▸ **Consigne de travail**: Poursuivez la rédaction du texte consacré à Bligh et à la mutinerie du Bounty, en reprenant juste après sa dernière ligne.

▸ **Texte à analyser**:
Deux ans avant, Bligh avait lui aussi comparu devant ses pairs pour la perte de son bateau. La cour martiale l'avait innocenté, le 22 octobre 1790. Mieux, il avait été promu et avait reçu 500 guinées pour avoir ouvert la route de l'arbre à pain. Il faut dire que, dès son retour en Angleterre, Bligh avait publié sa " Relation de l'enlèvement du navire le Bounty ", le récit très partial de ses déboires, pour se concilier l'opinion. Il décède en 1817 avec le titre d'amiral, après avoir été relevé de son poste de gouverneur de Nouvelle-Galle-du-Sud pour cruauté. Bligh, qui avait reçu le commandement du HMS Providence pour une seconde expédition visant à obtenir des plants d'arbre à pain, avait quitté l'Angleterre en août 1791 et n'assista donc pas à la cour martiale qui allait se tenir. Les quatre marins restés loyaux à Bligh sont acquittés. Les six accusés restants sont reconnus coupables de mutinerie et condamnés à mort. Trois d'entre eux sont graciés par le roi et les trois autres sont pendus à une vergue de bateau dans le port de Portsmouth le 28 octobre 1792.
Les suites.

▸ **Extrait du corpus**:

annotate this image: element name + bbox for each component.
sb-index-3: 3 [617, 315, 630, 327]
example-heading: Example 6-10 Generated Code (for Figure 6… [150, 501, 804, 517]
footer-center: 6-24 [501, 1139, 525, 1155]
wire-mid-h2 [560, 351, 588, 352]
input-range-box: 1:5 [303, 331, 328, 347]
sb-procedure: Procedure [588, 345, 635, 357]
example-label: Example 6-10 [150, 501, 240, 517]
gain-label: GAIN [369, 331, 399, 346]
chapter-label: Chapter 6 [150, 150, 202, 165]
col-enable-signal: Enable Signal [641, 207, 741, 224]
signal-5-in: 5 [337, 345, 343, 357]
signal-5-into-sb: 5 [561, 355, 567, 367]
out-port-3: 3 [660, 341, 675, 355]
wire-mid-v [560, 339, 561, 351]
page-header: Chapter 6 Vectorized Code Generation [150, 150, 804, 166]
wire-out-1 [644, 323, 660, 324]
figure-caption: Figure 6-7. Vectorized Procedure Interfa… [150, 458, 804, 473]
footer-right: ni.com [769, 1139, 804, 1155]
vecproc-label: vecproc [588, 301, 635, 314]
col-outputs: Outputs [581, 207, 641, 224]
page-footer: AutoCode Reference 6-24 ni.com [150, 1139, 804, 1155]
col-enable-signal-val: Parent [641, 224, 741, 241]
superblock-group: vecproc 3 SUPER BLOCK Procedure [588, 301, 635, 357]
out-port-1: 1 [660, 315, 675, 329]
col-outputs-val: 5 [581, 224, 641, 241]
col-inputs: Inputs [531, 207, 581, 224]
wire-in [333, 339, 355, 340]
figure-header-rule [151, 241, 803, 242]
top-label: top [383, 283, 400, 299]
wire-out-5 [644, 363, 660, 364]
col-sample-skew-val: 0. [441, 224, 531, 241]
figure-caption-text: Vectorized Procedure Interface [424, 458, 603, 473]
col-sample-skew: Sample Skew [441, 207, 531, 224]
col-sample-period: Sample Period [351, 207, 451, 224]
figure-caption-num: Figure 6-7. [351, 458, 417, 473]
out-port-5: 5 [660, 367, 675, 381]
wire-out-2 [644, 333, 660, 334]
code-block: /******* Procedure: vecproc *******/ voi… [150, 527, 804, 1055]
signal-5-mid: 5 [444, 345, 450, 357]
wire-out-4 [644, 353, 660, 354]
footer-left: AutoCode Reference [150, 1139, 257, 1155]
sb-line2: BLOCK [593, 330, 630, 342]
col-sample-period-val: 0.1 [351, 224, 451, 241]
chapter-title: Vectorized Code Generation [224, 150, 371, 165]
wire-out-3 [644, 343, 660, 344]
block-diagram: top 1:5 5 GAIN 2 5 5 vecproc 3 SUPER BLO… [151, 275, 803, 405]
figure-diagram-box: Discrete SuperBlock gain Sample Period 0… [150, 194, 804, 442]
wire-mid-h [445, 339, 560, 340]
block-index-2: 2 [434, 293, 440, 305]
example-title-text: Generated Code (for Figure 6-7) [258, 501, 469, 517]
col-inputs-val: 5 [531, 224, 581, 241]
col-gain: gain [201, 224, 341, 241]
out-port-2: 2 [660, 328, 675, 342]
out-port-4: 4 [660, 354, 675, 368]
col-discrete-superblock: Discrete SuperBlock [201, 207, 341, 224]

▸ **Votre réponse**:
Aujourd'hui, les Anglo-Saxons, passionnés par leur histoire maritime, ont progressé dans leurs recherches sur les péripéties du Bounty, et les sources de l'époque sont remises en cause. La version des faits relatés par Bligh dans les deux ouvrages (Relation de l'enlèvement du navire le Bounty et Voyage à la mer du Sud) qu'il a publiés en 1790 et 1792 ne suffit plus : ils n'avaient pour but que de se disculper. Les lettres du capitaine, griffonnées sur le vif et adressées à sa femme Besty depuis la chaloupe, quelques jours après la mutinerie, sont pourtant précieuses car elles témoignent de sa rancoeur envers le lieutenant Christian et ses compères. Mais elles sont aussi mensongères. Les mystérieuses lettres de Fletcher Christian publiées en 1796 à Londres sont des faux. Elles ont longtemps entretenu une légende : Christian ne serait pas mort à Pitcairn. Il serait retourné dans l'île de Man, entre le pays de Galles et l'Irlande. Il aurait plus tard été reconnu dans une rue de Londres par un camarade d'aventure. En revanche, la lecture de ces lettres est troublante de véracité en ce qui concerne la première partie du voyage du navire. Le vécu des scènes ne trompe pas : elles ne peuvent être que l'oeuvre d'un membre de l'équipage. La plaidoirie d'Aaron Graham, avocat des mutins retrouvés à Tahiti et traduits en cour martiale, est aussi riche d'enseignement. Elle souligne un point crucial : l'avocat, ne pouvant attaquer le capitaine Bligh sur son commandement, va le toucher sur sa vie privée, à savoir une prétendue relation homosexuelle avec Christian, qui aurait débuté lorsque Bligh avait fait embarquer son jeune ami à bord du " Britannia " . Christian finissait alors ses soirées dans la cabine de Bligh et, complètement ivre, s'endormait sur place... Devant les juges, Aaron Graham fit une démonstration quasi imparable. A ceci près, qu'il n'apporta aucune preuve d'une telle liaison.
Et voilà les quatre films :
1933 : In the wake of the Bounty, de Charles Chauvel, avec Mayne Lynton, Errol Flynn, Victor Gouriet.
1935 : Les révoltés du Bounty, de Frank Lloyd, avec James Cagney, David Niven, Charles Laughton.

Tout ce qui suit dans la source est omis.